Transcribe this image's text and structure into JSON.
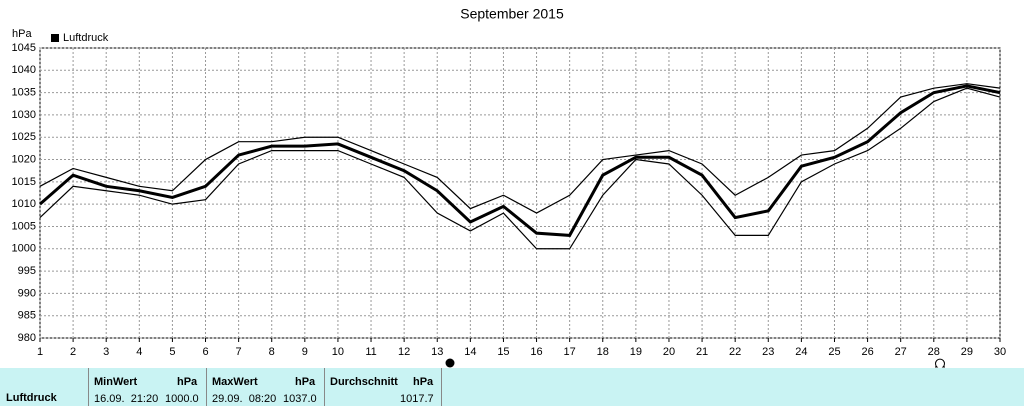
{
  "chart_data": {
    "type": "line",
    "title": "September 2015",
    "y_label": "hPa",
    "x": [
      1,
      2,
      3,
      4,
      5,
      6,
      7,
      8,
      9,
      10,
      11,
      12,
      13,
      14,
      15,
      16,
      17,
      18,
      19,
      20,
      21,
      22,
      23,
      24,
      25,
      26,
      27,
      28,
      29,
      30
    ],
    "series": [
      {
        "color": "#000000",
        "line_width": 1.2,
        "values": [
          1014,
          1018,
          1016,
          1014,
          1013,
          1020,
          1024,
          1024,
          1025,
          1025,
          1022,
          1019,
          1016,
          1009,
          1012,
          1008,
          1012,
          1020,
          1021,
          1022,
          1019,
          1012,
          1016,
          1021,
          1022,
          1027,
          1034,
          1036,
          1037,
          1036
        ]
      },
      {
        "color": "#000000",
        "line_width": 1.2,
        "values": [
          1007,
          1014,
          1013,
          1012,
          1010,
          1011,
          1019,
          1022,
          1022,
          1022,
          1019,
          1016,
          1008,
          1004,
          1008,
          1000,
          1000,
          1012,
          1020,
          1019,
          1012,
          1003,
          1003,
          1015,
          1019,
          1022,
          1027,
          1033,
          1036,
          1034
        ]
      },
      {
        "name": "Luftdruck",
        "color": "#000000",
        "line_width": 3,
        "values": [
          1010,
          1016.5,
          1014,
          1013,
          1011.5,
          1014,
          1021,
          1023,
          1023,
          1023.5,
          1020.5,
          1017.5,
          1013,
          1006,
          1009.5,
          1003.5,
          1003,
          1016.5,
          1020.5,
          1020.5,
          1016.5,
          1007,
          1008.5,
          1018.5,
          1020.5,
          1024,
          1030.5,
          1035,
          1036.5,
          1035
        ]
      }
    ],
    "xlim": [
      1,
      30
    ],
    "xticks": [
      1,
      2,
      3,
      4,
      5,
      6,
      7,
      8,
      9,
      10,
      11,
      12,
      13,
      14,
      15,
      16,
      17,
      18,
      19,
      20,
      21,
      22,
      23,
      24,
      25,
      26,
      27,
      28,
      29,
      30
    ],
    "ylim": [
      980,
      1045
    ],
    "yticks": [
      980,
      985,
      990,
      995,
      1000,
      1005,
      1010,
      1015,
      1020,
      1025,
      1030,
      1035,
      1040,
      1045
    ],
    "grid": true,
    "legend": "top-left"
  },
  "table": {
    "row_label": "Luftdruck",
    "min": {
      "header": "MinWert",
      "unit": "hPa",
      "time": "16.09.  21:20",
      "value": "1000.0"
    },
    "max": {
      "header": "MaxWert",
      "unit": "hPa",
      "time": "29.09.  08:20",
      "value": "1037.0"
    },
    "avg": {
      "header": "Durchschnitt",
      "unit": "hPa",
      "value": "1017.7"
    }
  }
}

+-------+

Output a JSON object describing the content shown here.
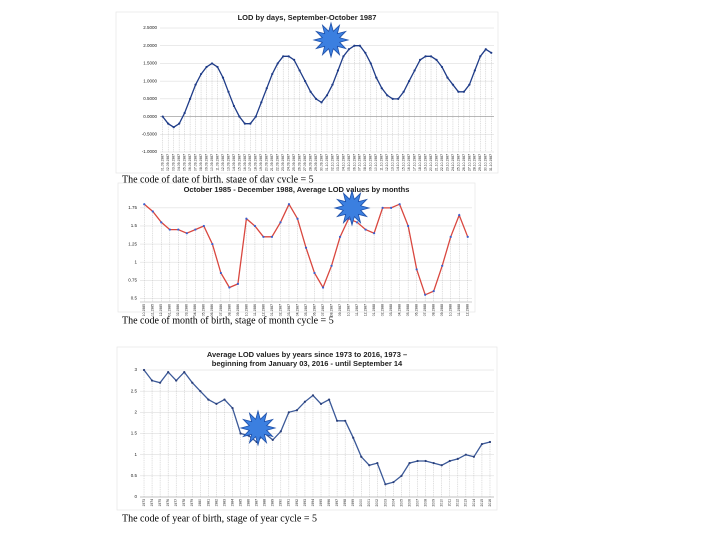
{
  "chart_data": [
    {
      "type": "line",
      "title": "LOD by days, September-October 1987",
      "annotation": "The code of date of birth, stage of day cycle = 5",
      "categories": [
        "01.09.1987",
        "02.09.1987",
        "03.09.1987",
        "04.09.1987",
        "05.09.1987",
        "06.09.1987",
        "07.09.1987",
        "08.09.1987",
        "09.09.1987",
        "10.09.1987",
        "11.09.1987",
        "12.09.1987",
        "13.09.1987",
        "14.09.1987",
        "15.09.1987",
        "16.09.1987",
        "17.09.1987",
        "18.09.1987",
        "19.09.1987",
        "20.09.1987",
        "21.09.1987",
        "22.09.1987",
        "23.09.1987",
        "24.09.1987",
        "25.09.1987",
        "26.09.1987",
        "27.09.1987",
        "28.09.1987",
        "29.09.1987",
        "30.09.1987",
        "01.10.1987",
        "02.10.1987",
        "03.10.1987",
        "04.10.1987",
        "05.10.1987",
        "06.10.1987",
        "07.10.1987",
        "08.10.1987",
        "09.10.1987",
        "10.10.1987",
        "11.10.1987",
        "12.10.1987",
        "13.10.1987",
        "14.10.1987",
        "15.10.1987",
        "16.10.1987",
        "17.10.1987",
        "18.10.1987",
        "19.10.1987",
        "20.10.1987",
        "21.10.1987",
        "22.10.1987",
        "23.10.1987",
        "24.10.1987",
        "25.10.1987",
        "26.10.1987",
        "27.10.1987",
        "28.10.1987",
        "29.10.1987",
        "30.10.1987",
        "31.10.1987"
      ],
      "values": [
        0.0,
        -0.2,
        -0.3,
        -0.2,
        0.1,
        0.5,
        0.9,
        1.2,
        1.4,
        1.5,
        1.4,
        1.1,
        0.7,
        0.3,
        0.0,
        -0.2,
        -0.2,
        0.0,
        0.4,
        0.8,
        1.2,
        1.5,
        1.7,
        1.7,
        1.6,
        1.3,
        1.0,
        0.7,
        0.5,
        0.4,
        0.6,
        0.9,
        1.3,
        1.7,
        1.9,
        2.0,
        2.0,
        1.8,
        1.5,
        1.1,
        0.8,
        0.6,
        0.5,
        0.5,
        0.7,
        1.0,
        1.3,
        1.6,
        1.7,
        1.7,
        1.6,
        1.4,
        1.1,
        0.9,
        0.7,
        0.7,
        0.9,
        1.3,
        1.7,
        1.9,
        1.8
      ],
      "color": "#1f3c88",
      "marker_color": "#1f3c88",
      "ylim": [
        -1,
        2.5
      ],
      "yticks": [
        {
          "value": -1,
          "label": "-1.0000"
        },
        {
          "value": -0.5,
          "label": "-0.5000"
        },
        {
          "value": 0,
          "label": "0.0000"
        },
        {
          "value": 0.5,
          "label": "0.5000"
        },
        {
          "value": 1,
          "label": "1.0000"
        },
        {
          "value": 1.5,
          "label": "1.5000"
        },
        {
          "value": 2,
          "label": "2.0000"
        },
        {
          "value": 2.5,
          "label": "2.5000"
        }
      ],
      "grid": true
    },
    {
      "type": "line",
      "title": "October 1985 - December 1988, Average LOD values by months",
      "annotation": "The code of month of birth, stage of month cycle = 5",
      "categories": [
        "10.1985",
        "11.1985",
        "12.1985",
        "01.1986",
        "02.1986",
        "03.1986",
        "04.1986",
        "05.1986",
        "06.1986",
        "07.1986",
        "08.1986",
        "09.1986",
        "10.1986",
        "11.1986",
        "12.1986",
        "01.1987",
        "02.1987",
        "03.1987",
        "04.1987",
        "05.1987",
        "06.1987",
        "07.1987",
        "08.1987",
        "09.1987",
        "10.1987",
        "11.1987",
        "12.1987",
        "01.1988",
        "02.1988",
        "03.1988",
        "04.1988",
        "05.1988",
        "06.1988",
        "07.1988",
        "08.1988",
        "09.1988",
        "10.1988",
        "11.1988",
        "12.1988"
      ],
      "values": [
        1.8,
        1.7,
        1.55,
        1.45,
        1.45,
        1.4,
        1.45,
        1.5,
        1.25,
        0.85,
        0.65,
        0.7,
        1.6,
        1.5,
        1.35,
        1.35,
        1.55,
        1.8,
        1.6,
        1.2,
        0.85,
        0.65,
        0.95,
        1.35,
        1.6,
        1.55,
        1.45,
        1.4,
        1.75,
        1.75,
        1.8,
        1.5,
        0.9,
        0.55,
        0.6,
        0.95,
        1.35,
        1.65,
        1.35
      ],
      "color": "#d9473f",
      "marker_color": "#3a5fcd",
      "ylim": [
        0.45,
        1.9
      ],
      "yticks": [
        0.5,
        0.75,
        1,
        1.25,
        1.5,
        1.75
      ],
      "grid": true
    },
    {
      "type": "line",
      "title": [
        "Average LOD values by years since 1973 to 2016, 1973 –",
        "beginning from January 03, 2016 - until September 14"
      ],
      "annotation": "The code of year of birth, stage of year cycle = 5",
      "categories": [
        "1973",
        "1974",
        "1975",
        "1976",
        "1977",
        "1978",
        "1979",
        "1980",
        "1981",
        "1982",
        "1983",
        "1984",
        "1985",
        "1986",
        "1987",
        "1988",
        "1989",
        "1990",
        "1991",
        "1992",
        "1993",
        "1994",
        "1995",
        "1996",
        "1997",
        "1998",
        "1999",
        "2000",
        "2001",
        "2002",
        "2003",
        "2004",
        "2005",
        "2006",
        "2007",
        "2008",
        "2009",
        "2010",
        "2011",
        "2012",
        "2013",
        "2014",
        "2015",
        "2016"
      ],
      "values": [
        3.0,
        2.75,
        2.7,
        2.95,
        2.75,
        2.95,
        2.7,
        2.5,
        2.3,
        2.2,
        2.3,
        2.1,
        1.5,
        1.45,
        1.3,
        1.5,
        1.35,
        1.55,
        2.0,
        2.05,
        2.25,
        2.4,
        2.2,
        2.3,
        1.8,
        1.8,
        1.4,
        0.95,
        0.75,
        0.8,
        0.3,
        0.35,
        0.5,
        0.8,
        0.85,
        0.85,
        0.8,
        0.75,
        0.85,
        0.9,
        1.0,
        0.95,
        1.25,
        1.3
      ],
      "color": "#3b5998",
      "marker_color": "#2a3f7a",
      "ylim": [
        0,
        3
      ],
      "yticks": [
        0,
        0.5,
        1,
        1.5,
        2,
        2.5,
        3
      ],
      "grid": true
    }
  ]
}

+-------+

STATED EXERCISE: Pick out every line of the listing containing the word "stage", and show those lines.

CORRECT OUTPUT:
      "annotation": "The code of date of birth, stage of day cycle = 5",
      "annotation": "The code of month of birth, stage of month cycle = 5",
      "annotation": "The code of year of birth, stage of year cycle = 5",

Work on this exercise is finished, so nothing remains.